### [GIVEN EXERCISE 1]
Summarize the post on dirt people in exactly two sentences.
### [GIVEN EXERCISE 2]
Write out the part of the post on dirt people that runs from "One of the things" up to and including "when I hear it.", word for word.

··· SOURCE EXTRACT

I come from dirt people.
Not earthy , though I am that to, but dirt.
Not dirty cause the thing about dirt people is we know dirt, how it comes how it is , what it needs .
We have no illusions about it being anything but shit and rocks and the very stuff like is made off.
Earth is what you call it when you ain't never had to beg it for a living.
Earth is what you call it when you believe dirt even though it gives you life is a bad thing.
Dirt is loyal and I
I am dirt people.
Kactus has a fabulous post
( via BFP who has even more on how this shit is getting more and more awful)
about the power of Community and the fucking blindness of privilege to the needs and loves and desires of people who they for some reason can talk about all the time but can not see.
The dirt people.
When ever the dirt people come up we become semantics.
It is assumed that our " lack" of something makes our desires our lives are not informed enough, intelligent enough or cultured enough to be real.
It must be a semantic problem.
Cause we don't know how good _______ will be.
We don't know how good the new fangled solar ready houses might be.
We don't know how much this brand new science will help the world even if it depends on wiping some of us off the planet.
We would get it if we "knew better".
Don't we know that the condo that will suddenly be built on our community garden after 20 years of malicious avoidance of our communities will revitalize it?
God for bid if it's the only way the kids got to know Ms.Johnson, or if the Bells met at teh first harvest.
We are punished for our lack of greed, we are punished for our love of dirt.
We are punished for loving each other , and our soil and our bones and our history
And should we mount protest
We're jealous you know.
We must be like Gollum hoarding our rings from some great good
Even though we can't see it.
And our destruction is necessary for it, not our discomfort but our DESTRUCTION
but somehow fighting for our lives and homes is a semantic thing.
How dare we cling to dirt.
-----------------------------------------------------------
Part of why I started with that is that I must entire into a conversation, that I really don't want to.
You have to understand a lil bit what community means
and dirt means.
I am truly trying to take the words of Prof Black Women About not engaging the hegemon to heart.
So when I say I don't want to address this please believe I don't .
But this
This is my Sylvia.
And my Firefly.
But frankly this is my Sylvia.
But it started with my Sudy.
The post by Tekanji is incandescent in ways but I frankly disagree with it's premise.
This is NOT unrepresentative of the movement as it is experienced by many people. It is NOT a question of bad thought or language semantics.
It is a conditioned and well oiled part of the movement that a drive to universality and BIGNESS will always be privileged and encouraged at the expense of other women.
One of the things that is recurring in my on and offline feminist discussions is this meme of " WELL ITS TIME FOR XYZED to step ASIDE"
I am this clos eto naming it the Scarlett Johannson effect . Due to her famous quotes about age and the necessity of young women.
NOw I may attribute it to my historical background and my general not being the " target audience" but
I find this in a single word: crap
In multiple words
Ageist omnipotent megomaniacal CRAP.
Good heavens , it is ageism internalized as if simply not going HERE TAKE WHAT I'VE WORKED MY LIFE FOR, is simply some kind of envy of the sweet bud of youth rather than the actual consideration of , their own lives.
And since I OFTEN see this and hear this with NO SPECIFICS i find it really hard to not be upset when I hear it.

······
··· COLLECTED MATERIAL

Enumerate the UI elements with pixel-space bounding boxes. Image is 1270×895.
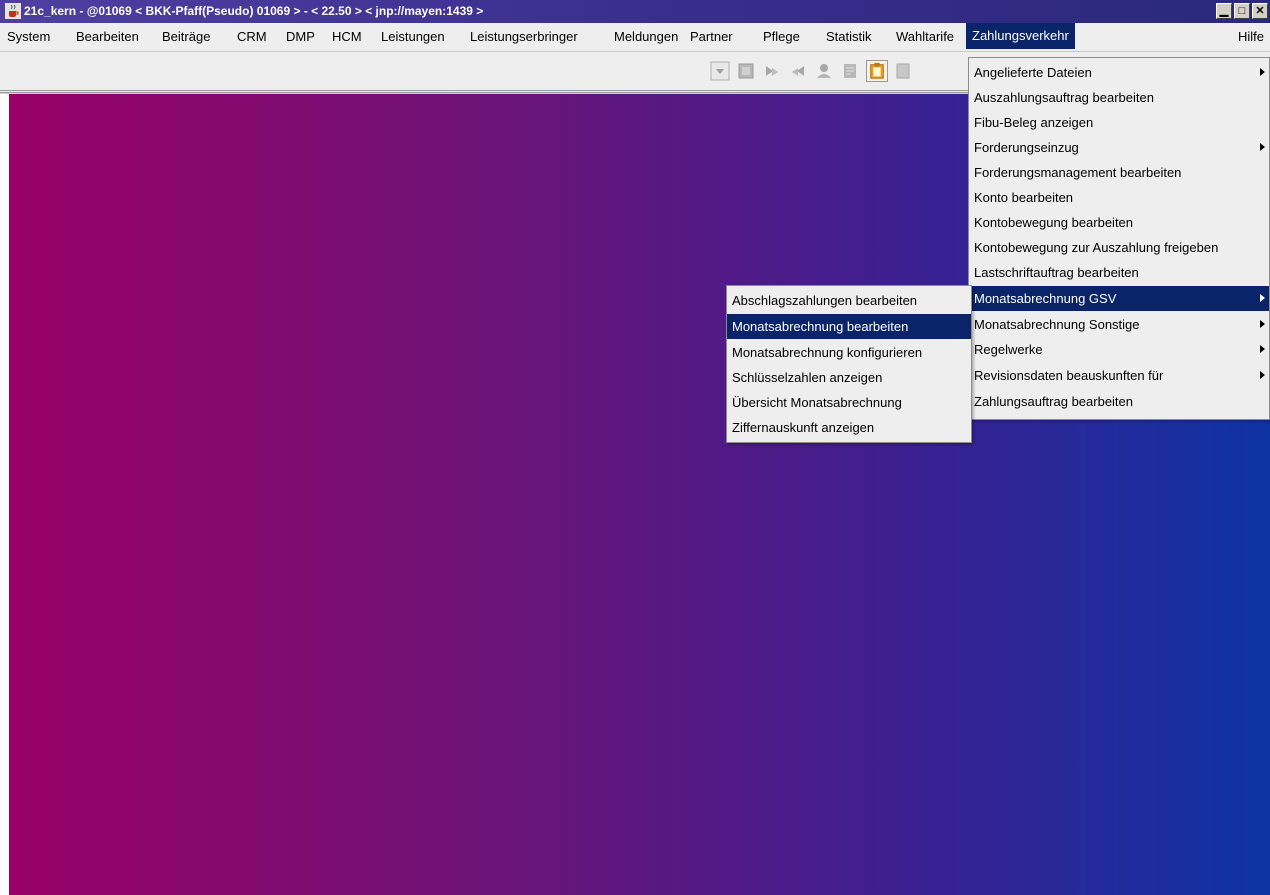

······

### [EXERCISE OUTPUT 1]
The writer identifies as one of the "dirt people," who know dirt for what it is, and argues that when such communities fight displacement, as when a condo is built on a community garden, their resistance is dismissed as jealousy or a matter of semantics. The writer then reluctantly enters a feminist conversation, disagreeing with the premise of a post by Tekanji and calling the recurring demand that some women "step ASIDE" ageist crap.

### [EXERCISE OUTPUT 2]
One of the things that is recurring in my on and offline feminist discussions is this meme of " WELL ITS TIME FOR XYZED to step ASIDE"
I am this clos eto naming it the Scarlett Johannson effect . Due to her famous quotes about age and the necessity of young women.
NOw I may attribute it to my historical background and my general not being the " target audience" but
I find this in a single word: crap
In multiple words
Ageist omnipotent megomaniacal CRAP.
Good heavens , it is ageism internalized as if simply not going HERE TAKE WHAT I'VE WORKED MY LIFE FOR, is simply some kind of envy of the sweet bud of youth rather than the actual consideration of , their own lives.
And since I OFTEN see this and hear this with NO SPECIFICS i find it really hard to not be upset when I hear it.